(Entries taken from a collection)
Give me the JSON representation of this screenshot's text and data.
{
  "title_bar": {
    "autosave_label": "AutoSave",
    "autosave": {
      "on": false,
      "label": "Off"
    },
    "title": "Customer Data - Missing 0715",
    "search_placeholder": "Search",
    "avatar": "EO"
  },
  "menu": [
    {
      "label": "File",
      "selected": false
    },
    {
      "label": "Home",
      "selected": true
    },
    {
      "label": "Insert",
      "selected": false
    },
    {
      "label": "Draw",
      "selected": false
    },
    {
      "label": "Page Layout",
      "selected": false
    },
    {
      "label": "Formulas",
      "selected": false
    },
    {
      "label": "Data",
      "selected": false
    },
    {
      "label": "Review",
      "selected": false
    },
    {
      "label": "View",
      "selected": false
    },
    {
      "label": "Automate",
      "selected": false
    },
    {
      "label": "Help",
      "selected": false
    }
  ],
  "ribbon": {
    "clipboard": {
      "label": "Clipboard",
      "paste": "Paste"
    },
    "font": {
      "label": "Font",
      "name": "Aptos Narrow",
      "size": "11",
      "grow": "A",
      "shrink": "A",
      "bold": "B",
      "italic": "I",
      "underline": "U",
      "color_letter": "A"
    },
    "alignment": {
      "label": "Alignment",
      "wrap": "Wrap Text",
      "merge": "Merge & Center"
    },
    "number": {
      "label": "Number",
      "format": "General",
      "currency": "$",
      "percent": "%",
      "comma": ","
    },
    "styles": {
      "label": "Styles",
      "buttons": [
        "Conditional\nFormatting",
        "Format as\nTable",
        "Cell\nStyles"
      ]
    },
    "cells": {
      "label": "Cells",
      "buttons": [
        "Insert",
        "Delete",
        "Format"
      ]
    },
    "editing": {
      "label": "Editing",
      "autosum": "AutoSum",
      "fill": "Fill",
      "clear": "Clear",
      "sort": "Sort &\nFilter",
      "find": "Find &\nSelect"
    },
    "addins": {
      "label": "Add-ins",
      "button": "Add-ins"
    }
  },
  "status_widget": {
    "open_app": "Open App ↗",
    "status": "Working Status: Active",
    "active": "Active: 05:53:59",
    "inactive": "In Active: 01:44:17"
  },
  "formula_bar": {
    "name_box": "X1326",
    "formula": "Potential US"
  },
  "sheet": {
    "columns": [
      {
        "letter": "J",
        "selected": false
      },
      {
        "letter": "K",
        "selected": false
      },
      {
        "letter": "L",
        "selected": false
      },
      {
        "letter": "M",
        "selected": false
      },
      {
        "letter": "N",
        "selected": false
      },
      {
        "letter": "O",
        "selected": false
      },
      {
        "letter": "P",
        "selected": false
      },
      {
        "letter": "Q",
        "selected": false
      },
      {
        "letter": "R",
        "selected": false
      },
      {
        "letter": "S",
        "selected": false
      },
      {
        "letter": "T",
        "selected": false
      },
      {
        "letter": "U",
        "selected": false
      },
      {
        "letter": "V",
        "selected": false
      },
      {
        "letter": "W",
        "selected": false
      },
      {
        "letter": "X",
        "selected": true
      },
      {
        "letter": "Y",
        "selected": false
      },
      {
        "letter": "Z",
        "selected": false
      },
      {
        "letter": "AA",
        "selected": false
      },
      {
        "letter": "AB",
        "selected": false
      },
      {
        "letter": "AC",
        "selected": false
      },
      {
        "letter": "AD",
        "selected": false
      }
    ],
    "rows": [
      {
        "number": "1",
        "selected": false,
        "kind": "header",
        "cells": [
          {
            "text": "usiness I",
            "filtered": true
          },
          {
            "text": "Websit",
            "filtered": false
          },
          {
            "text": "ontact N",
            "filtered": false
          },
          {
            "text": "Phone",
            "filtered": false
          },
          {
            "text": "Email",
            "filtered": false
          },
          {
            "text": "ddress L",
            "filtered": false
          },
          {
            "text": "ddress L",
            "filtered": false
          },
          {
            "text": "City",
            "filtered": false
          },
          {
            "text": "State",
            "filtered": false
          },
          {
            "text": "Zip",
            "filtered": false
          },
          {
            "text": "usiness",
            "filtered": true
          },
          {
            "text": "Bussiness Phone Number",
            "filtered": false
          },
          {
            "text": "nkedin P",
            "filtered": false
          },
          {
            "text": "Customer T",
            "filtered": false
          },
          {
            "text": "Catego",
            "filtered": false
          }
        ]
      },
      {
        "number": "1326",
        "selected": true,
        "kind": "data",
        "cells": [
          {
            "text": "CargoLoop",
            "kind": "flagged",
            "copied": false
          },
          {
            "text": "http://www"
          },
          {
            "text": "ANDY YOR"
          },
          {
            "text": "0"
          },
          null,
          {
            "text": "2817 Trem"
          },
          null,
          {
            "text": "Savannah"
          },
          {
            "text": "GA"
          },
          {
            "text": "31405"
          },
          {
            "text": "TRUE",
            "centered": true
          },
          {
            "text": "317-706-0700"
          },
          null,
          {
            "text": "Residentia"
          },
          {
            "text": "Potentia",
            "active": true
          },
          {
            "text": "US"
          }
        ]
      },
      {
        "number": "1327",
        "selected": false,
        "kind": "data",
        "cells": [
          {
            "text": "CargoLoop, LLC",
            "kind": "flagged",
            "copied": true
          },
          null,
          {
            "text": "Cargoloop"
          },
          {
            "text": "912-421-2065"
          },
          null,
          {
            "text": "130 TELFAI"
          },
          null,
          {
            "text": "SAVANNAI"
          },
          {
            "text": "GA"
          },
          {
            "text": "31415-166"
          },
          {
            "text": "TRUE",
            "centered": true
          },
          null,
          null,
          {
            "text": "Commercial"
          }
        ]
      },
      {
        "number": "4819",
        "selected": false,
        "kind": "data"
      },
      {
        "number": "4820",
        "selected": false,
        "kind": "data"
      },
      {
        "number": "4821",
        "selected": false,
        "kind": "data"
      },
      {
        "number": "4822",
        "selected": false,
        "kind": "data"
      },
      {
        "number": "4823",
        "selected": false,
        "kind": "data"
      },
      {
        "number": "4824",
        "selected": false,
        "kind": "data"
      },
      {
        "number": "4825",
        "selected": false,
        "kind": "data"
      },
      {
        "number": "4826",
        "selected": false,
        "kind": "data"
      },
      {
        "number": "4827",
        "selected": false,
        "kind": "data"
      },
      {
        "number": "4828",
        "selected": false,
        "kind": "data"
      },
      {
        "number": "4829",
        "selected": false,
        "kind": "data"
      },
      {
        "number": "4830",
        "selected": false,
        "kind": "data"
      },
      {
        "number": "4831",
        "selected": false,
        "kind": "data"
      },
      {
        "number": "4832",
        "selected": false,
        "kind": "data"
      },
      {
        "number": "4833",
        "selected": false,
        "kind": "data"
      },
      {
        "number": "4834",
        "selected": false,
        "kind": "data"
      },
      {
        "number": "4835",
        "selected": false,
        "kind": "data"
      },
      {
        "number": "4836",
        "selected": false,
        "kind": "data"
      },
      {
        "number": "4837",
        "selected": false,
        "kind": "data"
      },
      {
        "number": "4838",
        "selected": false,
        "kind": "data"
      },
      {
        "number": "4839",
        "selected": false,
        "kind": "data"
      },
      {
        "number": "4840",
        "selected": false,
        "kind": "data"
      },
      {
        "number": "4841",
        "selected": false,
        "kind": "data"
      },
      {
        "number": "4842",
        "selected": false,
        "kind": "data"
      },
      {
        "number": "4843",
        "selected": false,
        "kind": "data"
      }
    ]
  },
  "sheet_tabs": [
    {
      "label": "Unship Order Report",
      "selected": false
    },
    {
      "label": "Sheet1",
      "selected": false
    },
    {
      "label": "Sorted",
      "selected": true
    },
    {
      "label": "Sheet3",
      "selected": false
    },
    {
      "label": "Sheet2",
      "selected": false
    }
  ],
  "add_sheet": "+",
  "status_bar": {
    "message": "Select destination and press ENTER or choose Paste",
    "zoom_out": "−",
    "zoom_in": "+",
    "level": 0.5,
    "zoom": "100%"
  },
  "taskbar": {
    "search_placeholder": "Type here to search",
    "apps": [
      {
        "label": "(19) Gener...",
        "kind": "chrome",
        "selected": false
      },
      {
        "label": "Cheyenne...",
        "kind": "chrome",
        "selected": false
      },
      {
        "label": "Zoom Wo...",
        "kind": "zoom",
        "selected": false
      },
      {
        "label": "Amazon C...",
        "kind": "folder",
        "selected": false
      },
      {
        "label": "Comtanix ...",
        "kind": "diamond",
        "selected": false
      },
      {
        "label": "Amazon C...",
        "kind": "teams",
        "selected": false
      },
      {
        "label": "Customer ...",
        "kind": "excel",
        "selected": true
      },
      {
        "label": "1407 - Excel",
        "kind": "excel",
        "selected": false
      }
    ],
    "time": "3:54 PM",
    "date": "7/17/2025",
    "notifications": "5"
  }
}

Goal.
List all lines in the material containing the string "Phone".

Exercise answer.
            "text": "Phone",
            "text": "Bussiness Phone Number",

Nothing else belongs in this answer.